- **What you will do**
Collect each line holding the string "Distance".

--- start ---

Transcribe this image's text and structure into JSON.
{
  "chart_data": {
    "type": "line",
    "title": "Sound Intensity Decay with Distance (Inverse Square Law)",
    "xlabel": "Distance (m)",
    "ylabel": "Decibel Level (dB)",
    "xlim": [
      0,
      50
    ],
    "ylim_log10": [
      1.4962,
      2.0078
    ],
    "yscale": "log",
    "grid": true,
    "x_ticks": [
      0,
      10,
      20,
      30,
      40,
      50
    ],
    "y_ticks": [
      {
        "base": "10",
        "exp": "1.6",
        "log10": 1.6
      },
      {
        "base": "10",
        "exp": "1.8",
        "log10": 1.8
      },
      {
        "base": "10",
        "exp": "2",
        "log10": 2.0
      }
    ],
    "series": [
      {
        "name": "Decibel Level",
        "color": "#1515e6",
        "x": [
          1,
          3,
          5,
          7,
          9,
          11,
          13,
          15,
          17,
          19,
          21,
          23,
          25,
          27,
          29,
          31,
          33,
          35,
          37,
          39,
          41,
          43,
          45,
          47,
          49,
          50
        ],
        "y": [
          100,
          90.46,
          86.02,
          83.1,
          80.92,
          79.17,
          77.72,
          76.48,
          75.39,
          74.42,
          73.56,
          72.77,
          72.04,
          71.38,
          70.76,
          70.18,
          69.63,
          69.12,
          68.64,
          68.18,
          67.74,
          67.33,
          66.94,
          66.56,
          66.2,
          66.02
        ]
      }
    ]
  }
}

--- end ---

- **Worked answer**
    "title": "Sound Intensity Decay with Distance (Inverse Square Law)",
    "xlabel": "Distance (m)",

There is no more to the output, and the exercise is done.